<<<<
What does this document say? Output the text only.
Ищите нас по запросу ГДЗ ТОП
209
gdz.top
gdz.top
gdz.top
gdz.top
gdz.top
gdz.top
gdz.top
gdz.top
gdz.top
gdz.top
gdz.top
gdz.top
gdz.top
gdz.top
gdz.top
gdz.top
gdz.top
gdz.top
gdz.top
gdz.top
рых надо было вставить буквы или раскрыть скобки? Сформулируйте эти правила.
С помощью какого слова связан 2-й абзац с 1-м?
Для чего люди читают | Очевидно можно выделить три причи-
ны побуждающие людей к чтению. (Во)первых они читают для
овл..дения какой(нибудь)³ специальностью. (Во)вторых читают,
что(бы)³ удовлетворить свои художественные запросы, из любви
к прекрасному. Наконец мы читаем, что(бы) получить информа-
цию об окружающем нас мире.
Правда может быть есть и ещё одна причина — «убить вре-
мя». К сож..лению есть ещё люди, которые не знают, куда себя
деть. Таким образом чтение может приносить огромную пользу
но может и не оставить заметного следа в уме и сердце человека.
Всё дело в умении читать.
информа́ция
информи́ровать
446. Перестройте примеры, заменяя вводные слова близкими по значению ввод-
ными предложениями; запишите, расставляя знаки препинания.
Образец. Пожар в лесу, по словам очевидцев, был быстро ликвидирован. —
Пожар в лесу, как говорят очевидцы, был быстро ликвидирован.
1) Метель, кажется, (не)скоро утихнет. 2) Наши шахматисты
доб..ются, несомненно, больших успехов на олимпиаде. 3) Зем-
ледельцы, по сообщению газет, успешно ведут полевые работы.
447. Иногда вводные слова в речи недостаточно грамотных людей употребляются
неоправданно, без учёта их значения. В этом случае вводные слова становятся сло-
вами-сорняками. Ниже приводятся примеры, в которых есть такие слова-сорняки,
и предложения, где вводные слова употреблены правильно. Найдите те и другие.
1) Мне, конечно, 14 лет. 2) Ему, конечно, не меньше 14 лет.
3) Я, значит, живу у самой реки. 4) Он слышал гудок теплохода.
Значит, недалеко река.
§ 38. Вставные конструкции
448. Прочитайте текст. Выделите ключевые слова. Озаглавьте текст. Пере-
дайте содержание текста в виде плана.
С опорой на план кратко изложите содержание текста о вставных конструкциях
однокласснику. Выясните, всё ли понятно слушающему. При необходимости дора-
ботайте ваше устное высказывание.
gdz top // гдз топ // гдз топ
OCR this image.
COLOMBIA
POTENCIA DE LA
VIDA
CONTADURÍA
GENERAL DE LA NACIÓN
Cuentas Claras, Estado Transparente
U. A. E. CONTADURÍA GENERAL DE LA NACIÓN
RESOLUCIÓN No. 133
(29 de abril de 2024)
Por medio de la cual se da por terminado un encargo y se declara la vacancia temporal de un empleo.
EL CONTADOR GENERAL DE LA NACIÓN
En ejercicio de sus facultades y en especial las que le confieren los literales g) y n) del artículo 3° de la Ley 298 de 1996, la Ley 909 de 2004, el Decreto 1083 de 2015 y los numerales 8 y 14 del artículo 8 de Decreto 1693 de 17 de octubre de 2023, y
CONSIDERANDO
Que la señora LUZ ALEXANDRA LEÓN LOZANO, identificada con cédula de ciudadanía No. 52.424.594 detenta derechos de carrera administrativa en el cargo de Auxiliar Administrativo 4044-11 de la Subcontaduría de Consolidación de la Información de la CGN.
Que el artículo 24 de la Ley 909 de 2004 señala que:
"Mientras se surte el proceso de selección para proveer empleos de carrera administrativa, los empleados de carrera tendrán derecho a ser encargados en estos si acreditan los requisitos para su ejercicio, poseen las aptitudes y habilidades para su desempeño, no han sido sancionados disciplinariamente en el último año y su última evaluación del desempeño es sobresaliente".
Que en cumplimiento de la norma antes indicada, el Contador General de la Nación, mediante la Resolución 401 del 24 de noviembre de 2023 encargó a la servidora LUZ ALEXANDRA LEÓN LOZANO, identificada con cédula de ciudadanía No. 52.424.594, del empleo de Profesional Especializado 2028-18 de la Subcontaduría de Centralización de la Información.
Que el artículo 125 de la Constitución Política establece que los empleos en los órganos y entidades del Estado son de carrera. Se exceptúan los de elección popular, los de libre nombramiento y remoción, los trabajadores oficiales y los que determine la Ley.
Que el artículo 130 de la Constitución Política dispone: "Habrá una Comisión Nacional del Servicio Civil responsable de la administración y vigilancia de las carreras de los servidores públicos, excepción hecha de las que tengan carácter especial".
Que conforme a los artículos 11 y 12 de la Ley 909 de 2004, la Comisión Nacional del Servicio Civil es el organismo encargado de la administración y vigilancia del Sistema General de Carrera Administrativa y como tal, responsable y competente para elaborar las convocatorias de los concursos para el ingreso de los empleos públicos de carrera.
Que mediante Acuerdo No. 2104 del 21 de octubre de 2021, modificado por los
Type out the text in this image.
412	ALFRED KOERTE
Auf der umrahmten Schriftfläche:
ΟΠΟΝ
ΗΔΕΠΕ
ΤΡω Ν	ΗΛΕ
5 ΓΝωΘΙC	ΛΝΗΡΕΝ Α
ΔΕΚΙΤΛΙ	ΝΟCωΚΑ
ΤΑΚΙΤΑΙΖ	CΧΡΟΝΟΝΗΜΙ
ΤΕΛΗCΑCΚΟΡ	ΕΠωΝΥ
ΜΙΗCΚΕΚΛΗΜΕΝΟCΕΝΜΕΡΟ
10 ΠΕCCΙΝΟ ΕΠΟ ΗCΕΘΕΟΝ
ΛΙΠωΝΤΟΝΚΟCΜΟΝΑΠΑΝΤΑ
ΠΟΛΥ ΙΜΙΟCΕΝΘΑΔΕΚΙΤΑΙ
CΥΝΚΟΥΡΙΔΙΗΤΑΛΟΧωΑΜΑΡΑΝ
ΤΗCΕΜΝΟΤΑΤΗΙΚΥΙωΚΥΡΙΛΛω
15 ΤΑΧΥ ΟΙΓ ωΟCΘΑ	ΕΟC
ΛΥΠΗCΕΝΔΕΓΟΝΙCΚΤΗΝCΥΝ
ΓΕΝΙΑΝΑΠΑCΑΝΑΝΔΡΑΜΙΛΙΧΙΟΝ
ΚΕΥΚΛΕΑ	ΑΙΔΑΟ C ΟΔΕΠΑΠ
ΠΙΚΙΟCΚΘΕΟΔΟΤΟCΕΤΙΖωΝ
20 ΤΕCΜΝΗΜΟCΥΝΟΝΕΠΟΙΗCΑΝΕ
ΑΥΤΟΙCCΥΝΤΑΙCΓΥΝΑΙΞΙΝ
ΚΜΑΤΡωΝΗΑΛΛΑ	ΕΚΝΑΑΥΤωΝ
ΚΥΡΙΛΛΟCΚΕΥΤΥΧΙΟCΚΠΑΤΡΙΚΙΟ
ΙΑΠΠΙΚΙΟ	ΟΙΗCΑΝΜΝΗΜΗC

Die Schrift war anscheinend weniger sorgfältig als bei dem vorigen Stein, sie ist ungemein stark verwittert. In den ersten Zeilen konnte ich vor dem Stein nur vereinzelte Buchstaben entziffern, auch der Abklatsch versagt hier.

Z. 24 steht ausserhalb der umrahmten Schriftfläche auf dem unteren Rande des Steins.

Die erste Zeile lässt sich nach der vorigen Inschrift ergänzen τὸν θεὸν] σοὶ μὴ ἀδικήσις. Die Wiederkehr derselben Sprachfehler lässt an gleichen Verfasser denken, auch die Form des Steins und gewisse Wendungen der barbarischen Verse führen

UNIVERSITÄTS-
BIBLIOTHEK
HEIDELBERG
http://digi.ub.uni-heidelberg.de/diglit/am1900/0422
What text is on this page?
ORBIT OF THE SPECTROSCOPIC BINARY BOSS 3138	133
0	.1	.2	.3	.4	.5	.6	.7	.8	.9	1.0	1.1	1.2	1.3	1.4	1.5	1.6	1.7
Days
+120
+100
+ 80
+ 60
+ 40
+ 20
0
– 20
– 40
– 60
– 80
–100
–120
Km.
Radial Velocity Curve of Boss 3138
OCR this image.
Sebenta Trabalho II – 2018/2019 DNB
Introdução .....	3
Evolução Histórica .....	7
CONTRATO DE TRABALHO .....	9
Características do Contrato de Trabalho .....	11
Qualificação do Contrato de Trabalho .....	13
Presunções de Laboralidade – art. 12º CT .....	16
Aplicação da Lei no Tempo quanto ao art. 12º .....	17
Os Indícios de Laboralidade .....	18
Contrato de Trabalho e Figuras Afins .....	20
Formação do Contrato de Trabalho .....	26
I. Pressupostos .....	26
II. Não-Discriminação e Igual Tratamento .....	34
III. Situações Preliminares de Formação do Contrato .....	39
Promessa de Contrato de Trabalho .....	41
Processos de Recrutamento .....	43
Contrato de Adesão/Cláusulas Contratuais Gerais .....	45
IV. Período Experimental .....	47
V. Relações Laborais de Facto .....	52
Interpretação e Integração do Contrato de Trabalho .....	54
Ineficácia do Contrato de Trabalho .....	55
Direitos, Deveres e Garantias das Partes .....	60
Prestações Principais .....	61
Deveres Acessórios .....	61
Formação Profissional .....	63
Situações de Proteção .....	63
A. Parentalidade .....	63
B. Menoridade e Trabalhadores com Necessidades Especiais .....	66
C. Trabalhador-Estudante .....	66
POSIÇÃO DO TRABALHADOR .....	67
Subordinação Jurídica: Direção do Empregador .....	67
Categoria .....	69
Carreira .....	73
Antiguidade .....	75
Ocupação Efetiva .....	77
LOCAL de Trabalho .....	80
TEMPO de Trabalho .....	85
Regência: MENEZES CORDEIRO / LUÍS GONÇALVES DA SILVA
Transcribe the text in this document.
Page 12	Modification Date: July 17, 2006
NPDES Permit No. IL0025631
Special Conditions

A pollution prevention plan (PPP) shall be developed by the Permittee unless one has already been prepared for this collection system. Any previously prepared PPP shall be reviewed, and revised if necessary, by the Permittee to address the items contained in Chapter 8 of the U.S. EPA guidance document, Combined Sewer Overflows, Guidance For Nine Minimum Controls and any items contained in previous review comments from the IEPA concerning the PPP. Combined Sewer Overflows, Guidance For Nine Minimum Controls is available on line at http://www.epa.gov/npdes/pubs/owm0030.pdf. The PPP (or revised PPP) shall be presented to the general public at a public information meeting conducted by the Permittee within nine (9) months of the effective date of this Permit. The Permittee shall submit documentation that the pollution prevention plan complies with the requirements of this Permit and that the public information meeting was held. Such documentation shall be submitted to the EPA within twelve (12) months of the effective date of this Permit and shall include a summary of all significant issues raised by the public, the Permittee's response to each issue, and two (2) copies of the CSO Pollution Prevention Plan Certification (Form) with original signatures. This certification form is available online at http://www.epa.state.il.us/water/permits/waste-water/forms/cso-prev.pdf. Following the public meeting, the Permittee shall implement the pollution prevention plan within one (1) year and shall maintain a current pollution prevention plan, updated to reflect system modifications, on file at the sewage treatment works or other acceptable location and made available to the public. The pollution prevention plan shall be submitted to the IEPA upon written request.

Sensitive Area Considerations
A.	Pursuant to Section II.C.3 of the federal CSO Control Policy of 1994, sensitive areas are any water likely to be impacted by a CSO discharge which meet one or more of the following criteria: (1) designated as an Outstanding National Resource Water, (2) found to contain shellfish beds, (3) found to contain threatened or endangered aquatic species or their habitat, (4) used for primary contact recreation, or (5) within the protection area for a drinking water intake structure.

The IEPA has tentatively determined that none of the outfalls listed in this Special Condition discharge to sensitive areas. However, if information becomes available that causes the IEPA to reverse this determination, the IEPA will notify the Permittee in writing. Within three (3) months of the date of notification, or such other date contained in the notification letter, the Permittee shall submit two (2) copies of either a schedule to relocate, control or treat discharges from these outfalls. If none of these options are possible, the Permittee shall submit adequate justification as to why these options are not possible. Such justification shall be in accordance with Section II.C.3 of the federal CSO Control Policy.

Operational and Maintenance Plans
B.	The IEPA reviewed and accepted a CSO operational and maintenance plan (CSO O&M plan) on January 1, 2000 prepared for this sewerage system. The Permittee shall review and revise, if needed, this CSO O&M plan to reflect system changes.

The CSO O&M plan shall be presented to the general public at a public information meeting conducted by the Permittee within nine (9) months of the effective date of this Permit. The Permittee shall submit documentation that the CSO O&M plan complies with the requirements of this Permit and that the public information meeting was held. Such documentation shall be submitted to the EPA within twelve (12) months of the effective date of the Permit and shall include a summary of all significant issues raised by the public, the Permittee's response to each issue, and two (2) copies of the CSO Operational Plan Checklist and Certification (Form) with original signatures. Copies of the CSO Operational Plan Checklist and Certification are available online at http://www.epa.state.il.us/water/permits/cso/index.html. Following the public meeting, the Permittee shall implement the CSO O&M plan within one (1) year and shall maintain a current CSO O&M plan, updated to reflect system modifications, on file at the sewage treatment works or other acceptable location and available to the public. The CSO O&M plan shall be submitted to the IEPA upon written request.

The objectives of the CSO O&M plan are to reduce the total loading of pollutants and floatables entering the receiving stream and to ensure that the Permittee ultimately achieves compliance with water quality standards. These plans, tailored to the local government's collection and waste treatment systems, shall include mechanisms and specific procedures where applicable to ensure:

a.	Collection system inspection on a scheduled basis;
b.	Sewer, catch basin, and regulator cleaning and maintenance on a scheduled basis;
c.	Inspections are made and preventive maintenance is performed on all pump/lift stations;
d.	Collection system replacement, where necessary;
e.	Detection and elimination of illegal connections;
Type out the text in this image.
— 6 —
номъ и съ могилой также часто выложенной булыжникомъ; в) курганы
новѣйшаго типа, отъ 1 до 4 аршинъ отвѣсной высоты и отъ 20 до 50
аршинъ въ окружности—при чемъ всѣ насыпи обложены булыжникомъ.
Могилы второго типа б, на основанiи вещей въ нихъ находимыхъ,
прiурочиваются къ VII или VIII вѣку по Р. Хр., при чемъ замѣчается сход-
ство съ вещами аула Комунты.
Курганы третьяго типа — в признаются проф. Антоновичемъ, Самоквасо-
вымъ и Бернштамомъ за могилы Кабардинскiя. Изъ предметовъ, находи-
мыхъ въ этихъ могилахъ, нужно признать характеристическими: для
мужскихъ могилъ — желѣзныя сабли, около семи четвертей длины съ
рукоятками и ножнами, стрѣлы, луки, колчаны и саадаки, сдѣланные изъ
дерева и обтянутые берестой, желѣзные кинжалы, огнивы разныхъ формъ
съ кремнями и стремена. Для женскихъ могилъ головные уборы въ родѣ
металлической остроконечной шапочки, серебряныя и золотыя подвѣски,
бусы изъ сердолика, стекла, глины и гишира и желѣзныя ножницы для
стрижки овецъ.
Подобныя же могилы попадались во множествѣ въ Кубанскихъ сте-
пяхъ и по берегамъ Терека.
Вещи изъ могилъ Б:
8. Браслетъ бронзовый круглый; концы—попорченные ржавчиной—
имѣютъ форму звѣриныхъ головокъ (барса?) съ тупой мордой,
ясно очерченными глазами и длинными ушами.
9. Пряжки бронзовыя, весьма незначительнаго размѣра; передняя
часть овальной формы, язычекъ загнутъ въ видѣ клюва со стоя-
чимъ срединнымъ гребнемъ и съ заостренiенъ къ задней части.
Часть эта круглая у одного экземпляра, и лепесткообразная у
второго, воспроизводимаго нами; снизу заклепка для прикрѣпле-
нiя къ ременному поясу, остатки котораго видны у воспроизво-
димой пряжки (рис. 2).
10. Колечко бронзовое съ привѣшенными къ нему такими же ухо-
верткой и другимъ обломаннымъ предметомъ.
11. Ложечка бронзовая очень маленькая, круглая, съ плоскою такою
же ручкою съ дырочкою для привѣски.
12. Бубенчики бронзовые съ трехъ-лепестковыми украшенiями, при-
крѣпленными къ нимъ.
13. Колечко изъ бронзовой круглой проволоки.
>>>>
OBJECTIVE: Scan the material above for the word "mediante". Copy each line where it occurs.

COMPLETED TASK:
Que en cumplimiento de la norma antes indicada, el Contador General de la Nación, mediante la Resolución 401 del 24 de noviembre de 2023 encargó a la servidora LUZ ALEXANDRA LEÓN LOZANO, identificada con cédula de ciudadanía No. 52.424.594, del empleo de Profesional Especializado 2028-18 de la Subcontaduría de Centralización de la Información.
Que mediante Acuerdo No. 2104 del 21 de octubre de 2021, modificado por los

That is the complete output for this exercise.